» **REQUIREMENTS**
Copy the lines below word for word. Start at the line that contains "bars bbox=[258, 124, 855, 402]" and stop after the line that contains "y-tick-label-2: 20,000,000.00 bbox=[134, 232, 224, 248]".

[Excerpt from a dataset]

********

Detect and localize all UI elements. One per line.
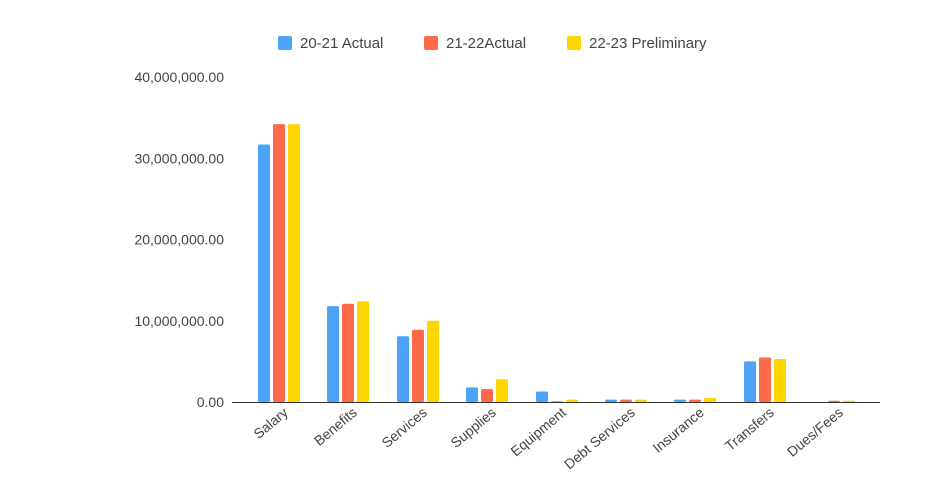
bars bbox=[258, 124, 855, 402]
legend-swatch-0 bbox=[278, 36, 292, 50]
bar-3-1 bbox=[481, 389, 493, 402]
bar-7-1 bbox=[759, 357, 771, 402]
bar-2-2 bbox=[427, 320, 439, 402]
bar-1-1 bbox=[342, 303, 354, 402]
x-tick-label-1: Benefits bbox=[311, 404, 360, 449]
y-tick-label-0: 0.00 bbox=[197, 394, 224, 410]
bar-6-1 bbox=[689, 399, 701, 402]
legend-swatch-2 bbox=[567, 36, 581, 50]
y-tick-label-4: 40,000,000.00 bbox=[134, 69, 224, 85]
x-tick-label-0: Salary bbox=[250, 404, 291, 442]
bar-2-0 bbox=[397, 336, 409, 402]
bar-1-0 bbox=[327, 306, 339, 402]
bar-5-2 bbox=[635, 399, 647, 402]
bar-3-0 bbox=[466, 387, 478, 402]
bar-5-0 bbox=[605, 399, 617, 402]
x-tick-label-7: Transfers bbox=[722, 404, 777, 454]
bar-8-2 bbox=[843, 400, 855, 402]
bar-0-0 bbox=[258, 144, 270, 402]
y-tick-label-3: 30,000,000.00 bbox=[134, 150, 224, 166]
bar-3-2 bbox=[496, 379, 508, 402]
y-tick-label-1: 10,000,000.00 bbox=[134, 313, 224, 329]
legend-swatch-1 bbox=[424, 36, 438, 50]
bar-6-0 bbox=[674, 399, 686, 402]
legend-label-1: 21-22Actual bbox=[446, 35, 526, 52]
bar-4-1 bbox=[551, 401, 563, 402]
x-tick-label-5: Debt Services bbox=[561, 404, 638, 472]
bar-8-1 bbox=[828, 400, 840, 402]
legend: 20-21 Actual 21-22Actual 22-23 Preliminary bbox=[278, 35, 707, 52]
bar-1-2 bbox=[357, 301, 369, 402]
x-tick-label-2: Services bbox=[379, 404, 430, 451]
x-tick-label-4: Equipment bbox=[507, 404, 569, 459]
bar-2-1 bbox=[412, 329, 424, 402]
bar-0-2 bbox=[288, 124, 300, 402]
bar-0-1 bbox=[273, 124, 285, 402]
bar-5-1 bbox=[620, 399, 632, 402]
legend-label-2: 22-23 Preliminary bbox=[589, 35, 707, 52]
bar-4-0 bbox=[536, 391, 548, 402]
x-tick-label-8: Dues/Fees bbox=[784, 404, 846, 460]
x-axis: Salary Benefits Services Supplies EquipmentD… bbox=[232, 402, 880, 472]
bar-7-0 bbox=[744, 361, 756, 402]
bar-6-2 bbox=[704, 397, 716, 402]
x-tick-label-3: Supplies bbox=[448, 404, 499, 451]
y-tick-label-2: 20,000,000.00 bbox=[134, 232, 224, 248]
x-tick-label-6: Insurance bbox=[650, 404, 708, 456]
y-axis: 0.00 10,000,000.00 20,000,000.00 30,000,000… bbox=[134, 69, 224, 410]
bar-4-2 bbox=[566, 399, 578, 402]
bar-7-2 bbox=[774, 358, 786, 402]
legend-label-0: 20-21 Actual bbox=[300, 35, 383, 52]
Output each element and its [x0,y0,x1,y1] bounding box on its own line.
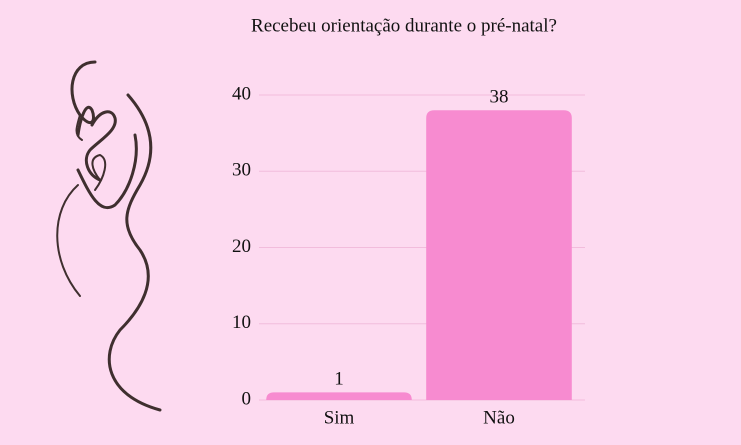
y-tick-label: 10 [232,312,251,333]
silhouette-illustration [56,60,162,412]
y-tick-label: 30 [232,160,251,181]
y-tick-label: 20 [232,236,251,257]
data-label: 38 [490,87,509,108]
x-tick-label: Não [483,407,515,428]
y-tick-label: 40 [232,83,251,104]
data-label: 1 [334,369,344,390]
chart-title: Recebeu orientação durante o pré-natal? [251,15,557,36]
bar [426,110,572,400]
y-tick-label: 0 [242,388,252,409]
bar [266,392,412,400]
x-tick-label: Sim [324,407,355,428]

********

» **RESULT**
bars bbox=[258, 124, 855, 402]
legend-swatch-0 bbox=[278, 36, 292, 50]
bar-3-1 bbox=[481, 389, 493, 402]
bar-7-1 bbox=[759, 357, 771, 402]
bar-2-2 bbox=[427, 320, 439, 402]
bar-1-1 bbox=[342, 303, 354, 402]
x-tick-label-1: Benefits bbox=[311, 404, 360, 449]
y-tick-label-0: 0.00 bbox=[197, 394, 224, 410]
bar-6-1 bbox=[689, 399, 701, 402]
legend-swatch-2 bbox=[567, 36, 581, 50]
y-tick-label-4: 40,000,000.00 bbox=[134, 69, 224, 85]
x-tick-label-0: Salary bbox=[250, 404, 291, 442]
bar-2-0 bbox=[397, 336, 409, 402]
bar-1-0 bbox=[327, 306, 339, 402]
bar-5-2 bbox=[635, 399, 647, 402]
bar-3-0 bbox=[466, 387, 478, 402]
bar-5-0 bbox=[605, 399, 617, 402]
x-tick-label-7: Transfers bbox=[722, 404, 777, 454]
bar-8-2 bbox=[843, 400, 855, 402]
bar-0-0 bbox=[258, 144, 270, 402]
y-tick-label-3: 30,000,000.00 bbox=[134, 150, 224, 166]
bar-3-2 bbox=[496, 379, 508, 402]
y-tick-label-1: 10,000,000.00 bbox=[134, 313, 224, 329]
legend-swatch-1 bbox=[424, 36, 438, 50]
bar-6-0 bbox=[674, 399, 686, 402]
legend-label-1: 21-22Actual bbox=[446, 35, 526, 52]
bar-4-1 bbox=[551, 401, 563, 402]
x-tick-label-5: Debt Services bbox=[561, 404, 638, 472]
bar-8-1 bbox=[828, 400, 840, 402]
legend: 20-21 Actual 21-22Actual 22-23 Preliminary bbox=[278, 35, 707, 52]
bar-1-2 bbox=[357, 301, 369, 402]
x-tick-label-2: Services bbox=[379, 404, 430, 451]
x-tick-label-4: Equipment bbox=[507, 404, 569, 459]
bar-2-1 bbox=[412, 329, 424, 402]
bar-0-2 bbox=[288, 124, 300, 402]
bar-0-1 bbox=[273, 124, 285, 402]
bar-5-1 bbox=[620, 399, 632, 402]
legend-label-2: 22-23 Preliminary bbox=[589, 35, 707, 52]
bar-4-0 bbox=[536, 391, 548, 402]
x-tick-label-8: Dues/Fees bbox=[784, 404, 846, 460]
x-axis: Salary Benefits Services Supplies EquipmentD… bbox=[232, 402, 880, 472]
bar-7-0 bbox=[744, 361, 756, 402]
bar-6-2 bbox=[704, 397, 716, 402]
x-tick-label-3: Supplies bbox=[448, 404, 499, 451]
y-tick-label-2: 20,000,000.00 bbox=[134, 232, 224, 248]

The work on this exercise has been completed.